» **Records excerpted from a collection**:
══════════

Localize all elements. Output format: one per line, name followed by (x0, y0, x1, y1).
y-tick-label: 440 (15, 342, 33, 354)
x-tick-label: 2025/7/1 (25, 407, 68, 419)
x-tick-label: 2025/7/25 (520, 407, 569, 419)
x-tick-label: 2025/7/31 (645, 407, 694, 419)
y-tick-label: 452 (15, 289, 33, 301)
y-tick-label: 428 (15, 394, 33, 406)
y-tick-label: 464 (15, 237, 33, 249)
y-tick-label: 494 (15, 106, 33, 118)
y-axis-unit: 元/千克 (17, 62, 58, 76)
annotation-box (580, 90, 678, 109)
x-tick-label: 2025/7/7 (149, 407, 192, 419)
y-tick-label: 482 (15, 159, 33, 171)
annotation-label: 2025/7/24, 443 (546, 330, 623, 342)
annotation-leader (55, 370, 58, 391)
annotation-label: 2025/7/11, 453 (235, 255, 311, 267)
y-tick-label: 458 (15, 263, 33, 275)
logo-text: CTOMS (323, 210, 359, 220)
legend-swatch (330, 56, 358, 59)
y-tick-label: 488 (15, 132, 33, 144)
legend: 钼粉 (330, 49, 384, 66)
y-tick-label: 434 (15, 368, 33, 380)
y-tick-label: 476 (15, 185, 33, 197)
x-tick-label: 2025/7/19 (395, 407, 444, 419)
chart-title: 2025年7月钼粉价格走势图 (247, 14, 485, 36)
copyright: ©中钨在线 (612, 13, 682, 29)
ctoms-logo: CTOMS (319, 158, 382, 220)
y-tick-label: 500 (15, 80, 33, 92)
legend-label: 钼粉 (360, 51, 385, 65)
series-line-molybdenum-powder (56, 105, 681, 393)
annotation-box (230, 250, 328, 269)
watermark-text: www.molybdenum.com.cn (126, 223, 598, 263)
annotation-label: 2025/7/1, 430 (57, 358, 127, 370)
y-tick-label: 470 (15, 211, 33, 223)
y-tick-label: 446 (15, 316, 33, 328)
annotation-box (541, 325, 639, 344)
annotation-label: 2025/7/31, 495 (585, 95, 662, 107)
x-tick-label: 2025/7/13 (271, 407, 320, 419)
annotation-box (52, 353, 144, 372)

══════════

» **Instructions to follow**:
Identify each line in the items above that contains the string "molybdenum", matching case, and copy those lines.

» **Solution to this task**:
series-line-molybdenum-powder (56, 105, 681, 393)
watermark-text: www.molybdenum.com.cn (126, 223, 598, 263)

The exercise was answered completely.